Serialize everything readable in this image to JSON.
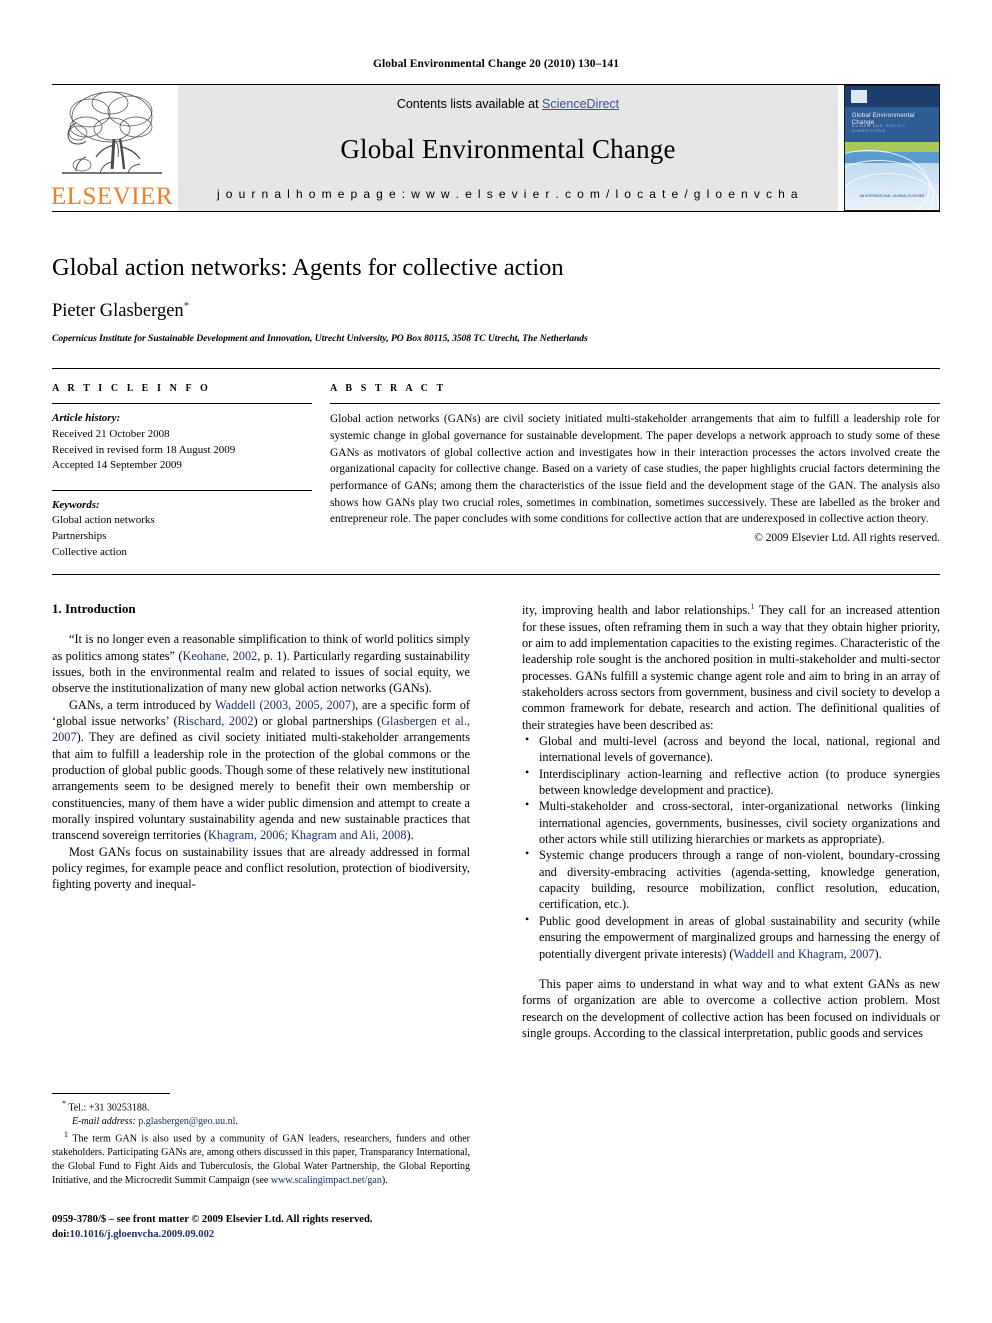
{
  "running_head": "Global Environmental Change 20 (2010) 130–141",
  "masthead": {
    "publisher_word": "ELSEVIER",
    "contents_prefix": "Contents lists available at ",
    "sciencedirect": "ScienceDirect",
    "journal_name": "Global Environmental Change",
    "homepage": "j o u r n a l   h o m e p a g e :   w w w . e l s e v i e r . c o m / l o c a t e / g l o e n v c h a",
    "cover": {
      "title": "Global Environmental Change",
      "subtitle": "HUMAN AND POLICY DIMENSIONS",
      "footer": "AN INTERNATIONAL JOURNAL\nELSEVIER"
    }
  },
  "article": {
    "title": "Global action networks: Agents for collective action",
    "author": "Pieter Glasbergen",
    "author_marker": "*",
    "affiliation": "Copernicus Institute for Sustainable Development and Innovation, Utrecht University, PO Box 80115, 3508 TC Utrecht, The Netherlands"
  },
  "article_info": {
    "heading": "A R T I C L E   I N F O",
    "history_label": "Article history:",
    "history": [
      "Received 21 October 2008",
      "Received in revised form 18 August 2009",
      "Accepted 14 September 2009"
    ],
    "keywords_label": "Keywords:",
    "keywords": [
      "Global action networks",
      "Partnerships",
      "Collective action"
    ]
  },
  "abstract": {
    "heading": "A B S T R A C T",
    "text": "Global action networks (GANs) are civil society initiated multi-stakeholder arrangements that aim to fulfill a leadership role for systemic change in global governance for sustainable development. The paper develops a network approach to study some of these GANs as motivators of global collective action and investigates how in their interaction processes the actors involved create the organizational capacity for collective change. Based on a variety of case studies, the paper highlights crucial factors determining the performance of GANs; among them the characteristics of the issue field and the development stage of the GAN. The analysis also shows how GANs play two crucial roles, sometimes in combination, sometimes successively. These are labelled as the broker and entrepreneur role. The paper concludes with some conditions for collective action that are underexposed in collective action theory.",
    "copyright": "© 2009 Elsevier Ltd. All rights reserved."
  },
  "body": {
    "section_title": "1. Introduction",
    "left_p1_a": "“It is no longer even a reasonable simplification to think of world politics simply as politics among states” (",
    "left_p1_cite1": "Keohane, 2002",
    "left_p1_b": ", p. 1). Particularly regarding sustainability issues, both in the environmental realm and related to issues of social equity, we observe the institutionalization of many new global action networks (GANs).",
    "left_p2_a": "GANs, a term introduced by ",
    "left_p2_cite1": "Waddell (2003, 2005, 2007)",
    "left_p2_b": ", are a specific form of ‘global issue networks’ (",
    "left_p2_cite2": "Rischard, 2002",
    "left_p2_c": ") or global partnerships (",
    "left_p2_cite3": "Glasbergen et al., 2007",
    "left_p2_d": "). They are defined as civil society initiated multi-stakeholder arrangements that aim to fulfill a leadership role in the protection of the global commons or the production of global public goods. Though some of these relatively new institutional arrangements seem to be designed merely to benefit their own membership or constituencies, many of them have a wider public dimension and attempt to create a morally inspired voluntary sustainability agenda and new sustainable practices that transcend sovereign territories (",
    "left_p2_cite4": "Khagram, 2006; Khagram and Ali, 2008",
    "left_p2_e": ").",
    "left_p3": "Most GANs focus on sustainability issues that are already addressed in formal policy regimes, for example peace and conflict resolution, protection of biodiversity, fighting poverty and inequal-",
    "right_p1_a": "ity, improving health and labor relationships.",
    "right_p1_sup": "1",
    "right_p1_b": " They call for an increased attention for these issues, often reframing them in such a way that they obtain higher priority, or aim to add implementation capacities to the existing regimes. Characteristic of the leadership role sought is the anchored position in multi-stakeholder and multi-sector processes. GANs fulfill a systemic change agent role and aim to bring in an array of stakeholders across sectors from government, business and civil society to develop a common framework for debate, research and action. The definitional qualities of their strategies have been described as:",
    "bullets": [
      "Global and multi-level (across and beyond the local, national, regional and international levels of governance).",
      "Interdisciplinary action-learning and reflective action (to produce synergies between knowledge development and practice).",
      "Multi-stakeholder and cross-sectoral, inter-organizational networks (linking international agencies, governments, businesses, civil society organizations and other actors while still utilizing hierarchies or markets as appropriate).",
      "Systemic change producers through a range of non-violent, boundary-crossing and diversity-embracing activities (agenda-setting, knowledge generation, capacity building, resource mobilization, conflict resolution, education, certification, etc.)."
    ],
    "bullet_last_a": "Public good development in areas of global sustainability and security (while ensuring the empowerment of marginalized groups and harnessing the energy of potentially divergent private interests) (",
    "bullet_last_cite": "Waddell and Khagram, 2007",
    "bullet_last_b": ").",
    "right_p2": "This paper aims to understand in what way and to what extent GANs as new forms of organization are able to overcome a collective action problem. Most research on the development of collective action has been focused on individuals or single groups. According to the classical interpretation, public goods and services"
  },
  "footnotes": {
    "tel_marker": "*",
    "tel": " Tel.: +31 30253188.",
    "email_label": "E-mail address:",
    "email": "p.glasbergen@geo.uu.nl",
    "note_marker": "1",
    "note_a": " The term GAN is also used by a community of GAN leaders, researchers, funders and other stakeholders. Participating GANs are, among others discussed in this paper, Transparancy International, the Global Fund to Fight Aids and Tuberculosis, the Global Water Partnership, the Global Reporting Initiative, and the Microcredit Summit Campaign (see ",
    "note_link": "www.scalingimpact.net/gan",
    "note_b": ")."
  },
  "page_footer": {
    "issn_line": "0959-3780/$ – see front matter © 2009 Elsevier Ltd. All rights reserved.",
    "doi_prefix": "doi:",
    "doi": "10.1016/j.gloenvcha.2009.09.002"
  },
  "colors": {
    "link": "#1c2f6e",
    "sciencedirect": "#3a4ea8",
    "elsevier_orange": "#ef7d22",
    "band_gray": "#e6e6e6"
  }
}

+++++

PROBLEM TO SOLVE:
Reproduce the whole listing word for word, setting aside any pictures.

SOLUTION FOR THIS EXERCISE:
Serialize everything readable in this image to JSON.
{
  "running_head": "Global Environmental Change 20 (2010) 130–141",
  "masthead": {
    "publisher_word": "ELSEVIER",
    "contents_prefix": "Contents lists available at ",
    "sciencedirect": "ScienceDirect",
    "journal_name": "Global Environmental Change",
    "homepage": "j o u r n a l   h o m e p a g e :   w w w . e l s e v i e r . c o m / l o c a t e / g l o e n v c h a",
    "cover": {
      "title": "Global Environmental Change",
      "subtitle": "HUMAN AND POLICY DIMENSIONS",
      "footer": "AN INTERNATIONAL JOURNAL\nELSEVIER"
    }
  },
  "article": {
    "title": "Global action networks: Agents for collective action",
    "author": "Pieter Glasbergen",
    "author_marker": "*",
    "affiliation": "Copernicus Institute for Sustainable Development and Innovation, Utrecht University, PO Box 80115, 3508 TC Utrecht, The Netherlands"
  },
  "article_info": {
    "heading": "A R T I C L E   I N F O",
    "history_label": "Article history:",
    "history": [
      "Received 21 October 2008",
      "Received in revised form 18 August 2009",
      "Accepted 14 September 2009"
    ],
    "keywords_label": "Keywords:",
    "keywords": [
      "Global action networks",
      "Partnerships",
      "Collective action"
    ]
  },
  "abstract": {
    "heading": "A B S T R A C T",
    "text": "Global action networks (GANs) are civil society initiated multi-stakeholder arrangements that aim to fulfill a leadership role for systemic change in global governance for sustainable development. The paper develops a network approach to study some of these GANs as motivators of global collective action and investigates how in their interaction processes the actors involved create the organizational capacity for collective change. Based on a variety of case studies, the paper highlights crucial factors determining the performance of GANs; among them the characteristics of the issue field and the development stage of the GAN. The analysis also shows how GANs play two crucial roles, sometimes in combination, sometimes successively. These are labelled as the broker and entrepreneur role. The paper concludes with some conditions for collective action that are underexposed in collective action theory.",
    "copyright": "© 2009 Elsevier Ltd. All rights reserved."
  },
  "body": {
    "section_title": "1. Introduction",
    "left_p1_a": "“It is no longer even a reasonable simplification to think of world politics simply as politics among states” (",
    "left_p1_cite1": "Keohane, 2002",
    "left_p1_b": ", p. 1). Particularly regarding sustainability issues, both in the environmental realm and related to issues of social equity, we observe the institutionalization of many new global action networks (GANs).",
    "left_p2_a": "GANs, a term introduced by ",
    "left_p2_cite1": "Waddell (2003, 2005, 2007)",
    "left_p2_b": ", are a specific form of ‘global issue networks’ (",
    "left_p2_cite2": "Rischard, 2002",
    "left_p2_c": ") or global partnerships (",
    "left_p2_cite3": "Glasbergen et al., 2007",
    "left_p2_d": "). They are defined as civil society initiated multi-stakeholder arrangements that aim to fulfill a leadership role in the protection of the global commons or the production of global public goods. Though some of these relatively new institutional arrangements seem to be designed merely to benefit their own membership or constituencies, many of them have a wider public dimension and attempt to create a morally inspired voluntary sustainability agenda and new sustainable practices that transcend sovereign territories (",
    "left_p2_cite4": "Khagram, 2006; Khagram and Ali, 2008",
    "left_p2_e": ").",
    "left_p3": "Most GANs focus on sustainability issues that are already addressed in formal policy regimes, for example peace and conflict resolution, protection of biodiversity, fighting poverty and inequal-",
    "right_p1_a": "ity, improving health and labor relationships.",
    "right_p1_sup": "1",
    "right_p1_b": " They call for an increased attention for these issues, often reframing them in such a way that they obtain higher priority, or aim to add implementation capacities to the existing regimes. Characteristic of the leadership role sought is the anchored position in multi-stakeholder and multi-sector processes. GANs fulfill a systemic change agent role and aim to bring in an array of stakeholders across sectors from government, business and civil society to develop a common framework for debate, research and action. The definitional qualities of their strategies have been described as:",
    "bullets": [
      "Global and multi-level (across and beyond the local, national, regional and international levels of governance).",
      "Interdisciplinary action-learning and reflective action (to produce synergies between knowledge development and practice).",
      "Multi-stakeholder and cross-sectoral, inter-organizational networks (linking international agencies, governments, businesses, civil society organizations and other actors while still utilizing hierarchies or markets as appropriate).",
      "Systemic change producers through a range of non-violent, boundary-crossing and diversity-embracing activities (agenda-setting, knowledge generation, capacity building, resource mobilization, conflict resolution, education, certification, etc.)."
    ],
    "bullet_last_a": "Public good development in areas of global sustainability and security (while ensuring the empowerment of marginalized groups and harnessing the energy of potentially divergent private interests) (",
    "bullet_last_cite": "Waddell and Khagram, 2007",
    "bullet_last_b": ").",
    "right_p2": "This paper aims to understand in what way and to what extent GANs as new forms of organization are able to overcome a collective action problem. Most research on the development of collective action has been focused on individuals or single groups. According to the classical interpretation, public goods and services"
  },
  "footnotes": {
    "tel_marker": "*",
    "tel": " Tel.: +31 30253188.",
    "email_label": "E-mail address:",
    "email": "p.glasbergen@geo.uu.nl",
    "note_marker": "1",
    "note_a": " The term GAN is also used by a community of GAN leaders, researchers, funders and other stakeholders. Participating GANs are, among others discussed in this paper, Transparancy International, the Global Fund to Fight Aids and Tuberculosis, the Global Water Partnership, the Global Reporting Initiative, and the Microcredit Summit Campaign (see ",
    "note_link": "www.scalingimpact.net/gan",
    "note_b": ")."
  },
  "page_footer": {
    "issn_line": "0959-3780/$ – see front matter © 2009 Elsevier Ltd. All rights reserved.",
    "doi_prefix": "doi:",
    "doi": "10.1016/j.gloenvcha.2009.09.002"
  },
  "colors": {
    "link": "#1c2f6e",
    "sciencedirect": "#3a4ea8",
    "elsevier_orange": "#ef7d22",
    "band_gray": "#e6e6e6"
  }
}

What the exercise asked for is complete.